◆ Objective
Pick every line from the data that holds the word "activity".

(Data tied to figure images)

◆ ◆ ◆

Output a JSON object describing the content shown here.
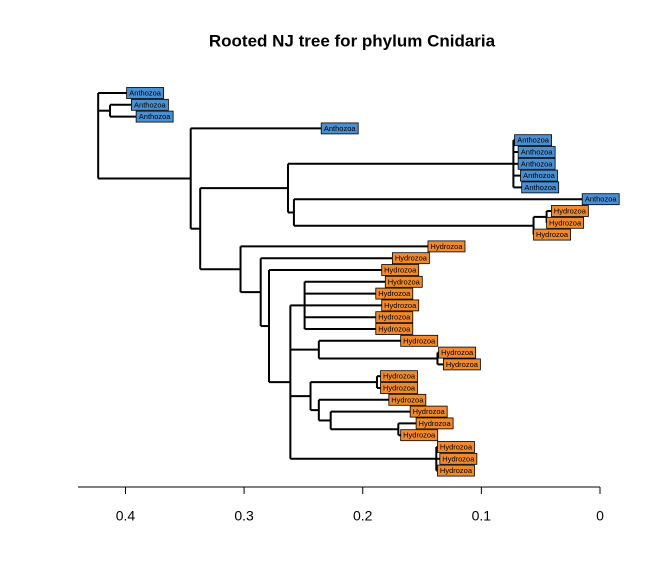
{
  "chart_data": {
    "type": "tree",
    "title": "Rooted NJ tree for phylum Cnidaria",
    "xlim": [
      0.44,
      0
    ],
    "xticks": [
      0.4,
      0.3,
      0.2,
      0.1,
      0
    ],
    "colors": {
      "Anthozoa": "#4a8fd2",
      "Hydrozoa": "#f08a2c"
    },
    "tree": {
      "x": 0.423,
      "children": [
        {
          "label": "Anthozoa",
          "x": 0.399
        },
        {
          "x": 0.413,
          "children": [
            {
              "label": "Anthozoa",
              "x": 0.395
            },
            {
              "label": "Anthozoa",
              "x": 0.391
            }
          ]
        },
        {
          "x": 0.345,
          "children": [
            {
              "label": "Anthozoa",
              "x": 0.235
            },
            {
              "x": 0.337,
              "children": [
                {
                  "x": 0.263,
                  "children": [
                    {
                      "x": 0.073,
                      "children": [
                        {
                          "label": "Anthozoa",
                          "x": 0.072
                        },
                        {
                          "label": "Anthozoa",
                          "x": 0.069
                        },
                        {
                          "label": "Anthozoa",
                          "x": 0.069
                        },
                        {
                          "label": "Anthozoa",
                          "x": 0.067
                        },
                        {
                          "label": "Anthozoa",
                          "x": 0.066
                        }
                      ]
                    },
                    {
                      "x": 0.258,
                      "children": [
                        {
                          "label": "Anthozoa",
                          "x": 0.015
                        },
                        {
                          "x": 0.056,
                          "children": [
                            {
                              "x": 0.045,
                              "children": [
                                {
                                  "label": "Hydrozoa",
                                  "x": 0.041
                                },
                                {
                                  "label": "Hydrozoa",
                                  "x": 0.045
                                }
                              ]
                            },
                            {
                              "label": "Hydrozoa",
                              "x": 0.056
                            }
                          ]
                        }
                      ]
                    }
                  ]
                },
                {
                  "x": 0.303,
                  "children": [
                    {
                      "label": "Hydrozoa",
                      "x": 0.145
                    },
                    {
                      "x": 0.286,
                      "children": [
                        {
                          "label": "Hydrozoa",
                          "x": 0.175
                        },
                        {
                          "x": 0.279,
                          "children": [
                            {
                              "label": "Hydrozoa",
                              "x": 0.184
                            },
                            {
                              "x": 0.261,
                              "children": [
                                {
                                  "x": 0.249,
                                  "children": [
                                    {
                                      "label": "Hydrozoa",
                                      "x": 0.181
                                    },
                                    {
                                      "label": "Hydrozoa",
                                      "x": 0.189
                                    },
                                    {
                                      "label": "Hydrozoa",
                                      "x": 0.184
                                    },
                                    {
                                      "label": "Hydrozoa",
                                      "x": 0.189
                                    },
                                    {
                                      "label": "Hydrozoa",
                                      "x": 0.189
                                    }
                                  ]
                                },
                                {
                                  "x": 0.237,
                                  "children": [
                                    {
                                      "label": "Hydrozoa",
                                      "x": 0.168
                                    },
                                    {
                                      "x": 0.137,
                                      "children": [
                                        {
                                          "label": "Hydrozoa",
                                          "x": 0.136
                                        },
                                        {
                                          "label": "Hydrozoa",
                                          "x": 0.132
                                        }
                                      ]
                                    }
                                  ]
                                },
                                {
                                  "x": 0.244,
                                  "children": [
                                    {
                                      "x": 0.188,
                                      "children": [
                                        {
                                          "label": "Hydrozoa",
                                          "x": 0.185
                                        },
                                        {
                                          "label": "Hydrozoa",
                                          "x": 0.185
                                        }
                                      ]
                                    },
                                    {
                                      "x": 0.237,
                                      "children": [
                                        {
                                          "label": "Hydrozoa",
                                          "x": 0.178
                                        },
                                        {
                                          "x": 0.227,
                                          "children": [
                                            {
                                              "label": "Hydrozoa",
                                              "x": 0.16
                                            },
                                            {
                                              "x": 0.17,
                                              "children": [
                                                {
                                                  "label": "Hydrozoa",
                                                  "x": 0.155
                                                },
                                                {
                                                  "label": "Hydrozoa",
                                                  "x": 0.168
                                                }
                                              ]
                                            }
                                          ]
                                        }
                                      ]
                                    }
                                  ]
                                },
                                {
                                  "x": 0.138,
                                  "children": [
                                    {
                                      "label": "Hydrozoa",
                                      "x": 0.137
                                    },
                                    {
                                      "label": "Hydrozoa",
                                      "x": 0.135
                                    },
                                    {
                                      "label": "Hydrozoa",
                                      "x": 0.137
                                    }
                                  ]
                                }
                              ]
                            }
                          ]
                        }
                      ]
                    }
                  ]
                }
              ]
            }
          ]
        }
      ]
    }
  }
}
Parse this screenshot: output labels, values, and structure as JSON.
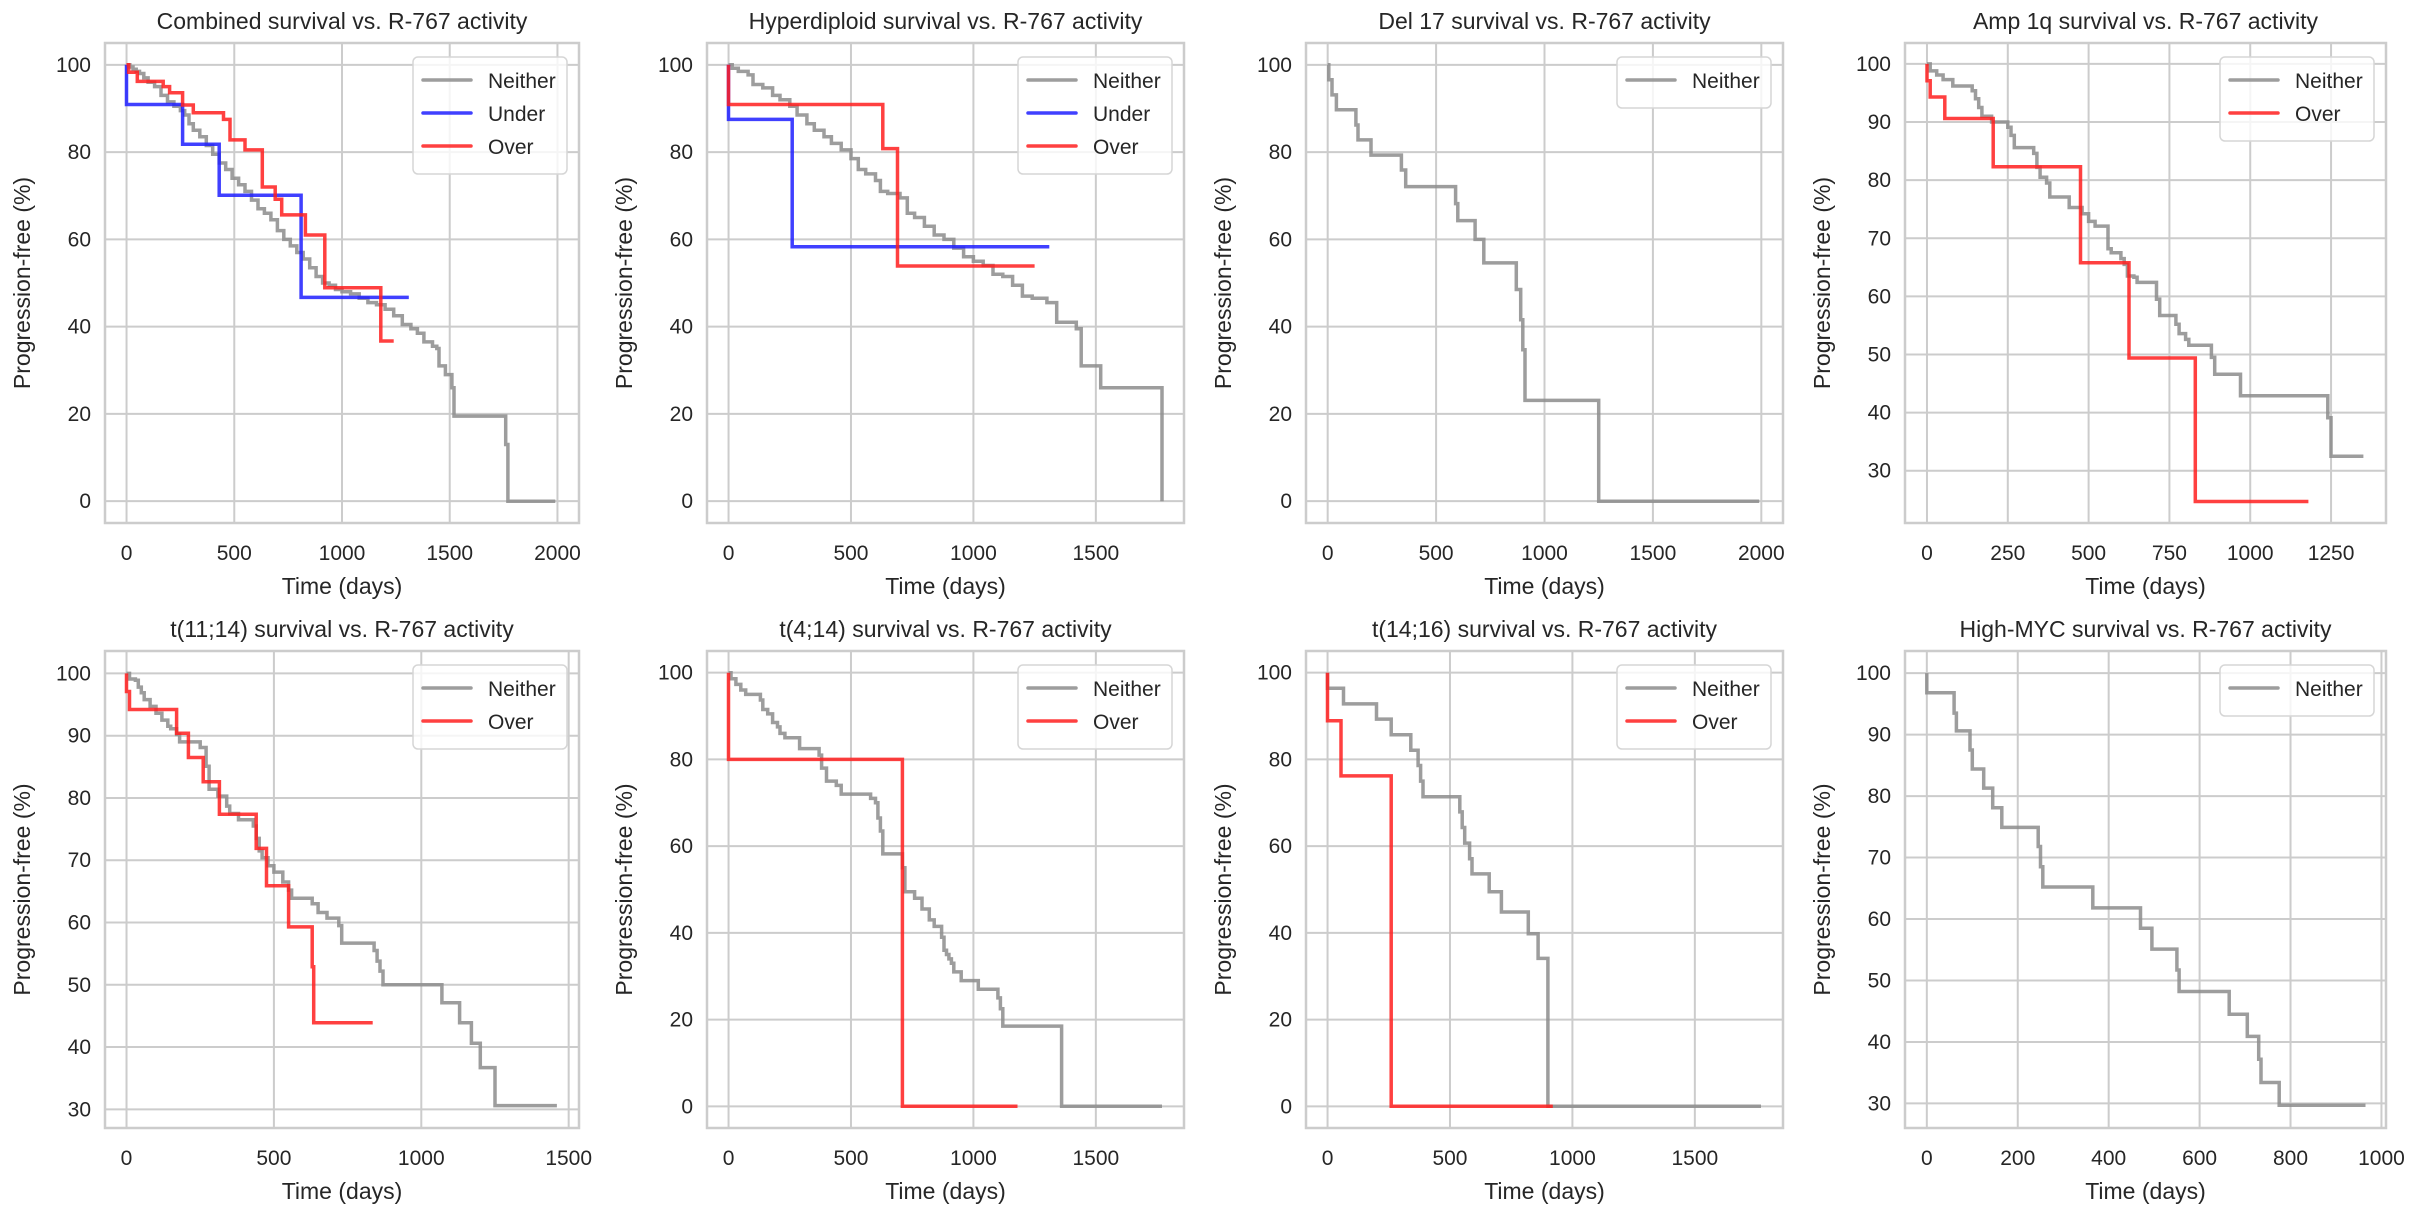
{
  "chart_data": [
    {
      "type": "line",
      "step": true,
      "title": "Combined survival vs. R-767 activity",
      "xlabel": "Time (days)",
      "ylabel": "Progression-free (%)",
      "xlim": [
        -100,
        2100
      ],
      "ylim": [
        -5,
        105
      ],
      "xticks": [
        0,
        500,
        1000,
        1500,
        2000
      ],
      "yticks": [
        0,
        20,
        40,
        60,
        80,
        100
      ],
      "grid": true,
      "legend": "top-right",
      "series": [
        {
          "name": "Neither",
          "color": "#8c8c8c",
          "x": [
            0,
            15,
            30,
            45,
            60,
            80,
            100,
            130,
            160,
            190,
            220,
            250,
            270,
            290,
            310,
            340,
            370,
            400,
            430,
            460,
            490,
            520,
            550,
            580,
            610,
            640,
            670,
            700,
            730,
            760,
            790,
            820,
            850,
            880,
            910,
            940,
            970,
            1000,
            1040,
            1080,
            1120,
            1160,
            1200,
            1240,
            1280,
            1320,
            1350,
            1380,
            1420,
            1440,
            1450,
            1480,
            1510,
            1520,
            1760,
            1770,
            1990
          ],
          "y": [
            100,
            99.5,
            99,
            98.5,
            98,
            97,
            96,
            95,
            93,
            91.5,
            90.5,
            89.5,
            88.5,
            86.5,
            85,
            83.5,
            81.5,
            79.5,
            77.5,
            76,
            74,
            72.5,
            71,
            69,
            67,
            66,
            64.5,
            62,
            60,
            58.5,
            57,
            55.5,
            53.5,
            51.5,
            50,
            49.5,
            48.5,
            48,
            47.5,
            46.5,
            45.5,
            45,
            44,
            42.5,
            40.5,
            39.5,
            38.5,
            36.5,
            35.5,
            35,
            31,
            29,
            26,
            19.5,
            13,
            0,
            0
          ]
        },
        {
          "name": "Under",
          "color": "#1f1fff",
          "x": [
            0,
            0,
            260,
            430,
            810,
            1310
          ],
          "y": [
            100,
            90.9,
            81.8,
            70.1,
            46.7,
            46.7
          ]
        },
        {
          "name": "Over",
          "color": "#ff1f1f",
          "x": [
            0,
            10,
            50,
            170,
            200,
            260,
            310,
            450,
            480,
            550,
            630,
            690,
            720,
            830,
            920,
            1180,
            1240
          ],
          "y": [
            100,
            98.3,
            96.2,
            95,
            93.6,
            90.8,
            89,
            87.5,
            82.8,
            80.5,
            72,
            69.2,
            65.6,
            61,
            48.9,
            36.7,
            36.7
          ]
        }
      ]
    },
    {
      "type": "line",
      "step": true,
      "title": "Hyperdiploid survival vs. R-767 activity",
      "xlabel": "Time (days)",
      "ylabel": "Progression-free (%)",
      "xlim": [
        -88,
        1860
      ],
      "ylim": [
        -5,
        105
      ],
      "xticks": [
        0,
        500,
        1000,
        1500
      ],
      "yticks": [
        0,
        20,
        40,
        60,
        80,
        100
      ],
      "grid": true,
      "legend": "top-right",
      "series": [
        {
          "name": "Neither",
          "color": "#8c8c8c",
          "x": [
            0,
            15,
            40,
            80,
            100,
            140,
            180,
            210,
            250,
            280,
            320,
            350,
            390,
            420,
            460,
            500,
            530,
            560,
            600,
            620,
            650,
            700,
            730,
            760,
            800,
            840,
            880,
            920,
            960,
            1000,
            1040,
            1080,
            1120,
            1160,
            1200,
            1240,
            1300,
            1340,
            1380,
            1420,
            1440,
            1510,
            1520,
            1770
          ],
          "y": [
            100,
            99.2,
            98.5,
            97.7,
            95.5,
            94.7,
            93,
            92,
            90.5,
            88.5,
            86.5,
            85,
            83.5,
            82,
            80.5,
            78.5,
            76,
            75,
            73.5,
            71,
            70.5,
            69.5,
            66,
            65,
            63,
            61,
            60,
            58,
            56,
            55,
            54,
            52,
            51.5,
            49.5,
            47,
            46.5,
            45.5,
            41,
            41,
            39.5,
            31,
            31,
            26,
            0
          ]
        },
        {
          "name": "Under",
          "color": "#1f1fff",
          "x": [
            0,
            0,
            260,
            1310
          ],
          "y": [
            100,
            87.5,
            58.3,
            58.3
          ]
        },
        {
          "name": "Over",
          "color": "#ff1f1f",
          "x": [
            0,
            0,
            630,
            690,
            1250
          ],
          "y": [
            100,
            90.9,
            80.8,
            53.9,
            53.9
          ]
        }
      ]
    },
    {
      "type": "line",
      "step": true,
      "title": "Del 17 survival vs. R-767 activity",
      "xlabel": "Time (days)",
      "ylabel": "Progression-free (%)",
      "xlim": [
        -100,
        2100
      ],
      "ylim": [
        -5,
        105
      ],
      "xticks": [
        0,
        500,
        1000,
        1500,
        2000
      ],
      "yticks": [
        0,
        20,
        40,
        60,
        80,
        100
      ],
      "grid": true,
      "legend": "top-right",
      "series": [
        {
          "name": "Neither",
          "color": "#8c8c8c",
          "x": [
            0,
            5,
            20,
            40,
            130,
            140,
            200,
            340,
            360,
            590,
            600,
            680,
            720,
            870,
            890,
            900,
            910,
            1250,
            1990
          ],
          "y": [
            100,
            96.6,
            93.1,
            89.7,
            86.2,
            82.8,
            79.3,
            75.9,
            72.1,
            68.2,
            64.3,
            60,
            54.6,
            48.5,
            41.6,
            34.7,
            23.1,
            0,
            0
          ]
        }
      ]
    },
    {
      "type": "line",
      "step": true,
      "title": "Amp 1q survival vs. R-767 activity",
      "xlabel": "Time (days)",
      "ylabel": "Progression-free (%)",
      "xlim": [
        -68,
        1420
      ],
      "ylim": [
        21,
        103.6
      ],
      "xticks": [
        0,
        250,
        500,
        750,
        1000,
        1250
      ],
      "yticks": [
        30,
        40,
        50,
        60,
        70,
        80,
        90,
        100
      ],
      "grid": true,
      "legend": "top-right",
      "series": [
        {
          "name": "Neither",
          "color": "#8c8c8c",
          "x": [
            0,
            10,
            30,
            50,
            80,
            140,
            150,
            160,
            170,
            200,
            250,
            260,
            270,
            280,
            330,
            340,
            350,
            370,
            380,
            390,
            440,
            450,
            480,
            500,
            520,
            560,
            570,
            600,
            610,
            620,
            640,
            650,
            680,
            710,
            720,
            730,
            770,
            780,
            800,
            810,
            820,
            880,
            890,
            900,
            970,
            980,
            1000,
            1240,
            1250,
            1260,
            1350
          ],
          "y": [
            100,
            98.8,
            98.1,
            97.3,
            96.2,
            95.4,
            94,
            92.5,
            91,
            90,
            89.1,
            87.7,
            85.6,
            85.6,
            84.6,
            82.2,
            80.5,
            79.5,
            77.1,
            77.1,
            75.3,
            75.3,
            74.2,
            72.9,
            72.1,
            68.2,
            67.5,
            66.5,
            65.5,
            63.5,
            63.3,
            62.4,
            62.4,
            59.5,
            56.7,
            56.7,
            55.2,
            53.6,
            52.6,
            51.6,
            51.6,
            49.5,
            46.6,
            46.6,
            42.9,
            42.9,
            42.9,
            39.1,
            32.5,
            32.5,
            32.5
          ]
        },
        {
          "name": "Over",
          "color": "#ff1f1f",
          "x": [
            0,
            0,
            10,
            55,
            205,
            475,
            625,
            830,
            1180
          ],
          "y": [
            100,
            97.1,
            94.3,
            90.6,
            82.3,
            65.8,
            49.4,
            24.7,
            24.7
          ]
        }
      ]
    },
    {
      "type": "line",
      "step": true,
      "title": "t(11;14) survival vs. R-767 activity",
      "xlabel": "Time (days)",
      "ylabel": "Progression-free (%)",
      "xlim": [
        -73,
        1535
      ],
      "ylim": [
        27,
        103.6
      ],
      "xticks": [
        0,
        500,
        1000,
        1500
      ],
      "yticks": [
        30,
        40,
        50,
        60,
        70,
        80,
        90,
        100
      ],
      "grid": true,
      "legend": "top-right",
      "series": [
        {
          "name": "Neither",
          "color": "#8c8c8c",
          "x": [
            0,
            10,
            30,
            40,
            50,
            60,
            80,
            100,
            120,
            140,
            150,
            170,
            180,
            210,
            250,
            270,
            280,
            310,
            340,
            350,
            380,
            430,
            440,
            450,
            460,
            480,
            500,
            530,
            550,
            560,
            580,
            630,
            650,
            680,
            720,
            730,
            760,
            840,
            850,
            860,
            870,
            880,
            1070,
            1130,
            1170,
            1200,
            1250,
            1460
          ],
          "y": [
            100,
            99.1,
            98.9,
            97.8,
            96.9,
            95.8,
            94.7,
            93.6,
            92.5,
            91.5,
            91.1,
            90.2,
            89,
            89,
            88.1,
            85.1,
            81.4,
            80.3,
            78.7,
            77.5,
            76.5,
            75.5,
            73.5,
            71.5,
            70.4,
            69.1,
            68.1,
            66.5,
            65.2,
            63.9,
            63.9,
            63,
            61.6,
            60.7,
            59.5,
            56.7,
            56.7,
            55.5,
            53.8,
            52.2,
            50,
            50,
            47.1,
            43.9,
            40.6,
            36.7,
            30.6,
            30.6
          ]
        },
        {
          "name": "Over",
          "color": "#ff1f1f",
          "x": [
            0,
            0,
            10,
            170,
            210,
            260,
            315,
            440,
            475,
            550,
            630,
            635,
            835
          ],
          "y": [
            100,
            97.1,
            94.2,
            90.4,
            86.5,
            82.6,
            77.4,
            71.9,
            65.9,
            59.3,
            52.9,
            43.9,
            43.9
          ]
        }
      ]
    },
    {
      "type": "line",
      "step": true,
      "title": "t(4;14) survival vs. R-767 activity",
      "xlabel": "Time (days)",
      "ylabel": "Progression-free (%)",
      "xlim": [
        -88,
        1860
      ],
      "ylim": [
        -5,
        105
      ],
      "xticks": [
        0,
        500,
        1000,
        1500
      ],
      "yticks": [
        0,
        20,
        40,
        60,
        80,
        100
      ],
      "grid": true,
      "legend": "top-right",
      "series": [
        {
          "name": "Neither",
          "color": "#8c8c8c",
          "x": [
            0,
            10,
            30,
            50,
            70,
            110,
            130,
            140,
            160,
            180,
            200,
            210,
            230,
            280,
            290,
            350,
            370,
            380,
            400,
            440,
            460,
            580,
            600,
            610,
            620,
            630,
            700,
            710,
            720,
            760,
            790,
            820,
            840,
            870,
            880,
            890,
            900,
            910,
            920,
            950,
            960,
            1020,
            1030,
            1100,
            1110,
            1120,
            1360,
            1770
          ],
          "y": [
            100,
            98.6,
            97.3,
            96,
            95,
            95,
            93.7,
            91.5,
            90.5,
            88.5,
            87.5,
            86,
            85,
            85,
            82.5,
            82.5,
            81,
            78,
            75,
            74,
            72,
            71,
            70,
            66.5,
            63.5,
            58.2,
            58.2,
            55,
            49.5,
            48,
            45.5,
            43,
            41.5,
            39,
            36,
            35,
            34,
            33,
            31,
            29,
            29,
            27,
            27,
            25,
            22.5,
            18.5,
            0,
            0
          ]
        },
        {
          "name": "Over",
          "color": "#ff1f1f",
          "x": [
            0,
            0,
            710,
            1180
          ],
          "y": [
            100,
            80,
            0,
            0
          ]
        }
      ]
    },
    {
      "type": "line",
      "step": true,
      "title": "t(14;16) survival vs. R-767 activity",
      "xlabel": "Time (days)",
      "ylabel": "Progression-free (%)",
      "xlim": [
        -88,
        1860
      ],
      "ylim": [
        -5,
        105
      ],
      "xticks": [
        0,
        500,
        1000,
        1500
      ],
      "yticks": [
        0,
        20,
        40,
        60,
        80,
        100
      ],
      "grid": true,
      "legend": "top-right",
      "series": [
        {
          "name": "Neither",
          "color": "#8c8c8c",
          "x": [
            0,
            0,
            65,
            200,
            260,
            340,
            370,
            380,
            390,
            540,
            550,
            560,
            580,
            590,
            660,
            710,
            820,
            860,
            900,
            910,
            1770
          ],
          "y": [
            100,
            96.4,
            92.8,
            89.3,
            85.7,
            82.1,
            78.6,
            75,
            71.4,
            67.9,
            64.3,
            60.7,
            57.1,
            53.6,
            49.5,
            44.8,
            39.8,
            34.1,
            0,
            0,
            0
          ]
        },
        {
          "name": "Over",
          "color": "#ff1f1f",
          "x": [
            0,
            0,
            55,
            260,
            920
          ],
          "y": [
            100,
            88.9,
            76.2,
            0,
            0
          ]
        }
      ]
    },
    {
      "type": "line",
      "step": true,
      "title": "High-MYC survival vs. R-767 activity",
      "xlabel": "Time (days)",
      "ylabel": "Progression-free (%)",
      "xlim": [
        -48,
        1010
      ],
      "ylim": [
        26,
        103.6
      ],
      "xticks": [
        0,
        200,
        400,
        600,
        800,
        1000
      ],
      "yticks": [
        30,
        40,
        50,
        60,
        70,
        80,
        90,
        100
      ],
      "grid": true,
      "legend": "top-right",
      "series": [
        {
          "name": "Neither",
          "color": "#8c8c8c",
          "x": [
            0,
            0,
            60,
            65,
            95,
            100,
            105,
            125,
            145,
            165,
            245,
            250,
            255,
            260,
            365,
            470,
            495,
            550,
            555,
            560,
            665,
            705,
            730,
            735,
            775,
            965
          ],
          "y": [
            100,
            96.8,
            93.5,
            90.6,
            87.5,
            84.4,
            84.4,
            81.3,
            78.1,
            74.9,
            71.8,
            68.5,
            65.2,
            65.2,
            61.8,
            58.5,
            55.1,
            51.7,
            48.2,
            48.2,
            44.5,
            40.9,
            37.2,
            33.4,
            29.7,
            29.7
          ]
        }
      ]
    }
  ]
}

◆ ◆ ◆

◆ Completed exercise
      "title": "Combined survival vs. R-767 activity",
      "title": "Hyperdiploid survival vs. R-767 activity",
      "title": "Del 17 survival vs. R-767 activity",
      "title": "Amp 1q survival vs. R-767 activity",
      "title": "t(11;14) survival vs. R-767 activity",
      "title": "t(4;14) survival vs. R-767 activity",
      "title": "t(14;16) survival vs. R-767 activity",
      "title": "High-MYC survival vs. R-767 activity",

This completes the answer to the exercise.